* [Goal of the exercise]: Only the number is needed: how many lines contain the word "desc"?

********

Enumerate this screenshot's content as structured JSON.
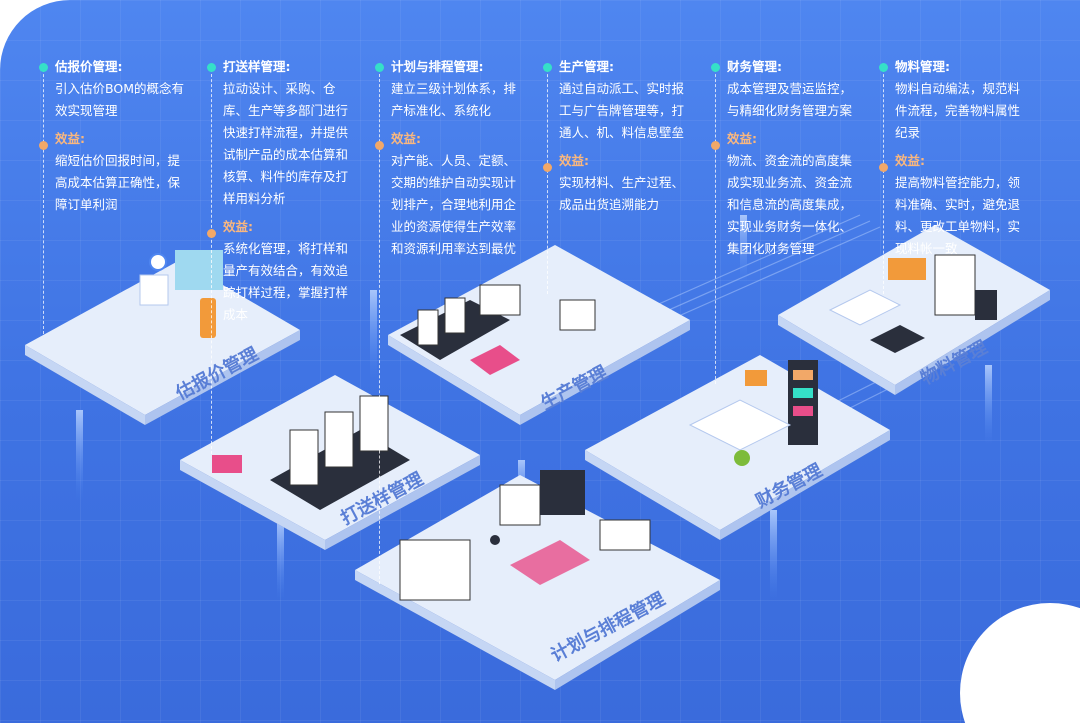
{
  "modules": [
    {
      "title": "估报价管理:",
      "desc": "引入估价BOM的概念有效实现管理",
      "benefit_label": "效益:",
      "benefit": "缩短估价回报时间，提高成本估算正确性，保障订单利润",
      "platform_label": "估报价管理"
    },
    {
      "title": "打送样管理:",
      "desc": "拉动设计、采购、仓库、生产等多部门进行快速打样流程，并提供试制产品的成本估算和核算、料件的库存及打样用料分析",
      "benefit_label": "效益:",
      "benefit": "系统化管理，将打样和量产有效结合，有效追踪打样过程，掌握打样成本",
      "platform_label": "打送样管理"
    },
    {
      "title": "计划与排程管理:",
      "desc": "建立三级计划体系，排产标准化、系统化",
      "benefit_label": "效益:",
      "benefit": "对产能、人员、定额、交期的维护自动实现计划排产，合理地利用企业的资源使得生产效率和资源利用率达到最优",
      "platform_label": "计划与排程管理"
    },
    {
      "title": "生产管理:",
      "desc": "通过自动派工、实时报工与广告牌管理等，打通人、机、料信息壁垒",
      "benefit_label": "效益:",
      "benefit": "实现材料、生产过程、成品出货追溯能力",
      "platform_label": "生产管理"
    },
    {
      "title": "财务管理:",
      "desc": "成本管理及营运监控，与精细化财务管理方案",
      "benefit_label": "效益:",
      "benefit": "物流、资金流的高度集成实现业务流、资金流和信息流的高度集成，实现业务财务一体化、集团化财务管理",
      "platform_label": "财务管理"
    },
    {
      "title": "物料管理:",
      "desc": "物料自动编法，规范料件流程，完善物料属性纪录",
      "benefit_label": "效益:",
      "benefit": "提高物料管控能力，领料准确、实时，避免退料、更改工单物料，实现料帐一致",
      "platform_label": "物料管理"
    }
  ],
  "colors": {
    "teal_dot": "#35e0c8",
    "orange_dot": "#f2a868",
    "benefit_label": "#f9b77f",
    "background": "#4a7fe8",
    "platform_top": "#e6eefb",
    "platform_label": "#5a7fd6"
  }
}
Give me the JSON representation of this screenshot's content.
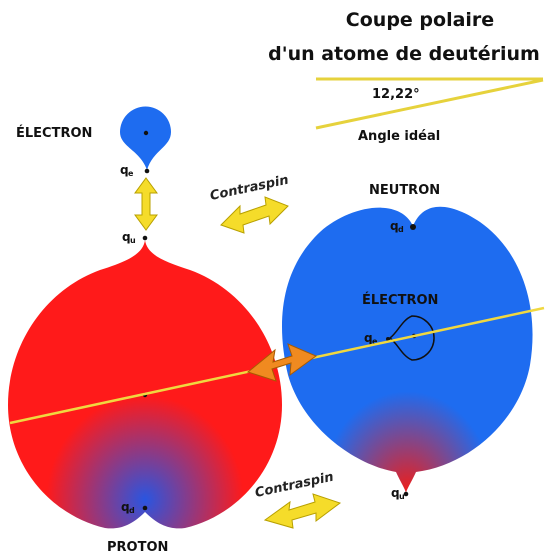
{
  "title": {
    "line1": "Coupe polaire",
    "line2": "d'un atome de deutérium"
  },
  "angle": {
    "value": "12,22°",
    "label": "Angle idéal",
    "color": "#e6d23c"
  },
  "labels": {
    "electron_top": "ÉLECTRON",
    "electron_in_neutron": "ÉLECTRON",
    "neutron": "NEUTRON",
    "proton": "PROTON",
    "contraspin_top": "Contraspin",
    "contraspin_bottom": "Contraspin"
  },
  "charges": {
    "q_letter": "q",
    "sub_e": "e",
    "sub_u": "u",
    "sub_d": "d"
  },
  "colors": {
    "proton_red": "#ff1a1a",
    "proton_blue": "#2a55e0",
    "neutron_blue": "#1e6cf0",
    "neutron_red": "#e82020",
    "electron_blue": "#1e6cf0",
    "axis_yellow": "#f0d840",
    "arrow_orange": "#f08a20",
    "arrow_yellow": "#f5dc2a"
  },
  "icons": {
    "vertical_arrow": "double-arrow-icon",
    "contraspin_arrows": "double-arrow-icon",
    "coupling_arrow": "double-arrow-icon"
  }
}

********

* [Answer to the task]: 6